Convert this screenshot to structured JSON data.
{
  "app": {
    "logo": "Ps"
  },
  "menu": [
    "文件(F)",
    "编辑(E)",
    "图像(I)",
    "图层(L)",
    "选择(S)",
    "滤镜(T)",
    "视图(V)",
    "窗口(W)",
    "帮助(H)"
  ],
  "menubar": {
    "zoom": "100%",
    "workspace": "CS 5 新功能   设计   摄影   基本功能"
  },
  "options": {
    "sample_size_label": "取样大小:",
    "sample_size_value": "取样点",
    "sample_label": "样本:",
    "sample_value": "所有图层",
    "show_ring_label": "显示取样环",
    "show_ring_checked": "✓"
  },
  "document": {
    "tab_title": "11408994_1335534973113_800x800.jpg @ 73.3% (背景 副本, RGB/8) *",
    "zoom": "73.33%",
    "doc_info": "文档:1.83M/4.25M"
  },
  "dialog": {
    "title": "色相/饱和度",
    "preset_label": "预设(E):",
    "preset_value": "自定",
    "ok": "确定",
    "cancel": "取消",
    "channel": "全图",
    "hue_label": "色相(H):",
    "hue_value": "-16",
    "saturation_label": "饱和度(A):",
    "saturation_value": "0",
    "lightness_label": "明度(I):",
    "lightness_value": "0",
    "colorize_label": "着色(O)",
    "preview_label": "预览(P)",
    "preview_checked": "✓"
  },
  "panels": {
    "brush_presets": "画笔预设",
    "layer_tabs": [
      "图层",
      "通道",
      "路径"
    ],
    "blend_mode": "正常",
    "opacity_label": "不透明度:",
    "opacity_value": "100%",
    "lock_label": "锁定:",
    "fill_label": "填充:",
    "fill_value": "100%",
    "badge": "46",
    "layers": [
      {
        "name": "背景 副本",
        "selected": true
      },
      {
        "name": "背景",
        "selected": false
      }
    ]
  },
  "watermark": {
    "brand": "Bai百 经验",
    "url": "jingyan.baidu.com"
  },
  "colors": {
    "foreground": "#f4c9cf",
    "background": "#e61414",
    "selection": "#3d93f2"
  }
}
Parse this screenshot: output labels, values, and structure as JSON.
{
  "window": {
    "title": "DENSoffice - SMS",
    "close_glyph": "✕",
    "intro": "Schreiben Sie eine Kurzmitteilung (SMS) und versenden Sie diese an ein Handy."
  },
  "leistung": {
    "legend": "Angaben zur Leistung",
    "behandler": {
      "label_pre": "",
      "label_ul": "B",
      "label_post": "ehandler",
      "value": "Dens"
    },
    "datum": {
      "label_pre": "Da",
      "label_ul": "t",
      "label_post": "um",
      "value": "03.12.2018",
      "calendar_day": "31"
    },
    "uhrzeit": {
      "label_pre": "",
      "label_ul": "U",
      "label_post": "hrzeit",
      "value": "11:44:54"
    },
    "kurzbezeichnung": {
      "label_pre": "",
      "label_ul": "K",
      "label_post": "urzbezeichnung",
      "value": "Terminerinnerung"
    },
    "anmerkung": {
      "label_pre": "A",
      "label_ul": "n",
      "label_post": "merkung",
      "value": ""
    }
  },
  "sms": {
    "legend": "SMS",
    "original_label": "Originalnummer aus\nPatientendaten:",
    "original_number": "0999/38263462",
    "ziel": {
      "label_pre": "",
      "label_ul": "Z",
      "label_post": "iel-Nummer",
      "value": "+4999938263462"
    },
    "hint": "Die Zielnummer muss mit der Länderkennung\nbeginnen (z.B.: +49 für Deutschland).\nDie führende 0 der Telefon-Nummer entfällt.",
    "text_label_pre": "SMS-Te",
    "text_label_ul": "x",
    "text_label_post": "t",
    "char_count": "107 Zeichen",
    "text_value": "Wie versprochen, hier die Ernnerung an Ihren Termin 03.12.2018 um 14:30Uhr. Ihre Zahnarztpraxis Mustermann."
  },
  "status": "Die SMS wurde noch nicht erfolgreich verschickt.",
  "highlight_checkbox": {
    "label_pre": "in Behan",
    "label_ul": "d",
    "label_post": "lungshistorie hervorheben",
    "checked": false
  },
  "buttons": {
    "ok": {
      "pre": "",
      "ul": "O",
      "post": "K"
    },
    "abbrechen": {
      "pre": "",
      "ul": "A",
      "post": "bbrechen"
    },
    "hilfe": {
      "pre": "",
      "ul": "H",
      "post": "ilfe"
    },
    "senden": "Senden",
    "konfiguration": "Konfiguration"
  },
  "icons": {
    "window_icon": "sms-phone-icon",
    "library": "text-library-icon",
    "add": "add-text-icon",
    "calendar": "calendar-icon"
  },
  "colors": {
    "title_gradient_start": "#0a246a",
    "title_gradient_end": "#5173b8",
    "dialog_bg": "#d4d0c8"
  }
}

- Objective
Repeat the listing exactly, from its first line to its last.

- Result of the exercise
Convert this screenshot to structured JSON data.
{
  "app": {
    "logo": "Ps"
  },
  "menu": [
    "文件(F)",
    "编辑(E)",
    "图像(I)",
    "图层(L)",
    "选择(S)",
    "滤镜(T)",
    "视图(V)",
    "窗口(W)",
    "帮助(H)"
  ],
  "menubar": {
    "zoom": "100%",
    "workspace": "CS 5 新功能   设计   摄影   基本功能"
  },
  "options": {
    "sample_size_label": "取样大小:",
    "sample_size_value": "取样点",
    "sample_label": "样本:",
    "sample_value": "所有图层",
    "show_ring_label": "显示取样环",
    "show_ring_checked": "✓"
  },
  "document": {
    "tab_title": "11408994_1335534973113_800x800.jpg @ 73.3% (背景 副本, RGB/8) *",
    "zoom": "73.33%",
    "doc_info": "文档:1.83M/4.25M"
  },
  "dialog": {
    "title": "色相/饱和度",
    "preset_label": "预设(E):",
    "preset_value": "自定",
    "ok": "确定",
    "cancel": "取消",
    "channel": "全图",
    "hue_label": "色相(H):",
    "hue_value": "-16",
    "saturation_label": "饱和度(A):",
    "saturation_value": "0",
    "lightness_label": "明度(I):",
    "lightness_value": "0",
    "colorize_label": "着色(O)",
    "preview_label": "预览(P)",
    "preview_checked": "✓"
  },
  "panels": {
    "brush_presets": "画笔预设",
    "layer_tabs": [
      "图层",
      "通道",
      "路径"
    ],
    "blend_mode": "正常",
    "opacity_label": "不透明度:",
    "opacity_value": "100%",
    "lock_label": "锁定:",
    "fill_label": "填充:",
    "fill_value": "100%",
    "badge": "46",
    "layers": [
      {
        "name": "背景 副本",
        "selected": true
      },
      {
        "name": "背景",
        "selected": false
      }
    ]
  },
  "watermark": {
    "brand": "Bai百 经验",
    "url": "jingyan.baidu.com"
  },
  "colors": {
    "foreground": "#f4c9cf",
    "background": "#e61414",
    "selection": "#3d93f2"
  }
}
Parse this screenshot: output labels, values, and structure as JSON.
{
  "window": {
    "title": "DENSoffice - SMS",
    "close_glyph": "✕",
    "intro": "Schreiben Sie eine Kurzmitteilung (SMS) und versenden Sie diese an ein Handy."
  },
  "leistung": {
    "legend": "Angaben zur Leistung",
    "behandler": {
      "label_pre": "",
      "label_ul": "B",
      "label_post": "ehandler",
      "value": "Dens"
    },
    "datum": {
      "label_pre": "Da",
      "label_ul": "t",
      "label_post": "um",
      "value": "03.12.2018",
      "calendar_day": "31"
    },
    "uhrzeit": {
      "label_pre": "",
      "label_ul": "U",
      "label_post": "hrzeit",
      "value": "11:44:54"
    },
    "kurzbezeichnung": {
      "label_pre": "",
      "label_ul": "K",
      "label_post": "urzbezeichnung",
      "value": "Terminerinnerung"
    },
    "anmerkung": {
      "label_pre": "A",
      "label_ul": "n",
      "label_post": "merkung",
      "value": ""
    }
  },
  "sms": {
    "legend": "SMS",
    "original_label": "Originalnummer aus\nPatientendaten:",
    "original_number": "0999/38263462",
    "ziel": {
      "label_pre": "",
      "label_ul": "Z",
      "label_post": "iel-Nummer",
      "value": "+4999938263462"
    },
    "hint": "Die Zielnummer muss mit der Länderkennung\nbeginnen (z.B.: +49 für Deutschland).\nDie führende 0 der Telefon-Nummer entfällt.",
    "text_label_pre": "SMS-Te",
    "text_label_ul": "x",
    "text_label_post": "t",
    "char_count": "107 Zeichen",
    "text_value": "Wie versprochen, hier die Ernnerung an Ihren Termin 03.12.2018 um 14:30Uhr. Ihre Zahnarztpraxis Mustermann."
  },
  "status": "Die SMS wurde noch nicht erfolgreich verschickt.",
  "highlight_checkbox": {
    "label_pre": "in Behan",
    "label_ul": "d",
    "label_post": "lungshistorie hervorheben",
    "checked": false
  },
  "buttons": {
    "ok": {
      "pre": "",
      "ul": "O",
      "post": "K"
    },
    "abbrechen": {
      "pre": "",
      "ul": "A",
      "post": "bbrechen"
    },
    "hilfe": {
      "pre": "",
      "ul": "H",
      "post": "ilfe"
    },
    "senden": "Senden",
    "konfiguration": "Konfiguration"
  },
  "icons": {
    "window_icon": "sms-phone-icon",
    "library": "text-library-icon",
    "add": "add-text-icon",
    "calendar": "calendar-icon"
  },
  "colors": {
    "title_gradient_start": "#0a246a",
    "title_gradient_end": "#5173b8",
    "dialog_bg": "#d4d0c8"
  }
}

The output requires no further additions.